*GIVEN INSTRUCTION 1:* Summarize the blog entry of March 11, 2011 in two sentences.
*GIVEN INSTRUCTION 2:* Extend the blog entry of March 11, 2011 with a few more lines that pick up after its last one.

Friday, March 11, 2011

110311

extremely depressing. watching the water capsize boats, wash cars away, flood plains and roads.
the powerlessness as the walls starting shaking, your world threatening to crumble.

mum says should be thankful for the fact japan is wellprepped for eartherquakes, no buildings toppled cos they were ready for it.
only that tsunami bobian. and the quakes were a little longer.

bless all those caught up in it.
please take care, japan.
-

so depressing
):
was having a good day..
sigh.
okaye this was meant to be for you, huimin.
unconditional.
(:

blogging..
seems a little tedious of late.
too indulgent in fb, twitter and tumblr.
little one-liners for the hour, pictures and illustrations to replace my thousand words.
over indulgence.

specialisation.
a euphemism for forgetting everything else
current affairs, literature, sports are less and less in my life.
free time? why not study matrices and subspaces?
or get the hang of Beta distributions.
there's always himym and glee if you're too tired.
shall make a conscious effort to read the paper, or watch the news.
or todayonline. =/
the world's bigger than what you see, dear..
and you used to care too.

been going through some internal restructuring lately..
probably only my lesbo (quote sei) partner wld have the slightest idea.

*MATERIAL PROVIDED:*
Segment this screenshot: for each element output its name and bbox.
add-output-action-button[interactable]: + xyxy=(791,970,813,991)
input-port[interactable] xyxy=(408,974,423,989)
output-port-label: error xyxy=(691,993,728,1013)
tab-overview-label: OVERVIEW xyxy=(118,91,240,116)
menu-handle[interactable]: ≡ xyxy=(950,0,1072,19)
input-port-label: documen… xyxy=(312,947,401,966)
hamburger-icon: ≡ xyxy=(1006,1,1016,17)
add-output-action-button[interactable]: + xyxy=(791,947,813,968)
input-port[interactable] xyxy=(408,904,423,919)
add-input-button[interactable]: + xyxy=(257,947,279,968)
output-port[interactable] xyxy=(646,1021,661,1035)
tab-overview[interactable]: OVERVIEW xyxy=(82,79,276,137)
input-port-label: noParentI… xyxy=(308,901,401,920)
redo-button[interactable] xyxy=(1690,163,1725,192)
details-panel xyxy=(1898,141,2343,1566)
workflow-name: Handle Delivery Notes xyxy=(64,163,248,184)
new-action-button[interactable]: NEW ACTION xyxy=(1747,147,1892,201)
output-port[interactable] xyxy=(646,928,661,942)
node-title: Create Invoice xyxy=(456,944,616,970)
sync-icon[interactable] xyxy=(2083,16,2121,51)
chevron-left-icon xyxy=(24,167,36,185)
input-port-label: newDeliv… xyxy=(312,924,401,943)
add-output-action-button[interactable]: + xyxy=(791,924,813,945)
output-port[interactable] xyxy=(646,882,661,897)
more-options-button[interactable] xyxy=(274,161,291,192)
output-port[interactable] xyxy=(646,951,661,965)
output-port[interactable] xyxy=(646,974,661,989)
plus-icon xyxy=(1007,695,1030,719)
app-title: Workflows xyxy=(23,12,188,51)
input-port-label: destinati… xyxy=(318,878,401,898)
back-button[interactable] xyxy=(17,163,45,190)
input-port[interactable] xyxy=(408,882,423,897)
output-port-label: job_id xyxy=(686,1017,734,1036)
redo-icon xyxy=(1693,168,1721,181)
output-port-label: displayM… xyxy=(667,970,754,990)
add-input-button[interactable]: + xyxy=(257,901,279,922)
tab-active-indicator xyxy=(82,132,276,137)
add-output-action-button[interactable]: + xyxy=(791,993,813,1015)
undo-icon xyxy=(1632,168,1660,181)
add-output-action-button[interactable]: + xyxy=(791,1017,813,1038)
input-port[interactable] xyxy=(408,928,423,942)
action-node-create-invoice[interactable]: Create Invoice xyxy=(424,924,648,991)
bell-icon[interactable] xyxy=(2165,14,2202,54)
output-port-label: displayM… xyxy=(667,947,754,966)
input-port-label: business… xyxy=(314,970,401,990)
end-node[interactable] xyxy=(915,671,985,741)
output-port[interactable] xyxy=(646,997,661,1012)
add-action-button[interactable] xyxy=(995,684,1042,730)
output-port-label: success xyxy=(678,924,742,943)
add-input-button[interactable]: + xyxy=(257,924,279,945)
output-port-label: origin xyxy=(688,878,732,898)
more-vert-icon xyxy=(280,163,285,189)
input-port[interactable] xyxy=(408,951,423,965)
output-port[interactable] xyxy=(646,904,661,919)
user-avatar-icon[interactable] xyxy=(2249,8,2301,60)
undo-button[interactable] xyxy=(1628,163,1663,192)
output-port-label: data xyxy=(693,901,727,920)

*WRITTEN RESPONSE 1:* The writer calls it extremely depressing to watch the water capsize boats and wash cars away, passes on the mother's view that Japan's readiness for earthquakes kept buildings from toppling, and sends blessings to all those caught up in it. The writer then finds blogging tedious because of heavy use of fb, Twitter and Tumblr, admits that specialization has pushed current affairs, literature and sports out of daily life, and resolves to read the paper or watch the news.

*WRITTEN RESPONSE 2:*
don't rly like the idea of vulnerability.
or dependence.
talk to my slightly-leaning index finger.
someway, somehow, things work better.
relations work better if you let them free.
if they mean to come back, they will.
and it doesnt hurt to prepare for otherwise.
(:

rooooar.
please take care my dear friends..
life isnt meant to be a tunnel, chasing the ever-moving light at the end..
you're actually supposed to stop and enjoy the depth of the darkness..
or maybe your eyes are just shut.

from time to time do ask yourself,
is that what you want to look back on, ten years from now?
the stories to tell your grandchildren;
what wld they be?

the more normal i seem to get,
the less i feel.
normality is arbitrary.
if people started to be weird, you'd be the anomaly.

sometimes,
i'm thankful for my (lack of) looks.
they're like a defence strategy,
a deterrence and warning to trespassers.
to deter those not of true heart.
:P

and this, my dear hm,
is what happens if i blog.
back to the real world.
work time.
shut up brain..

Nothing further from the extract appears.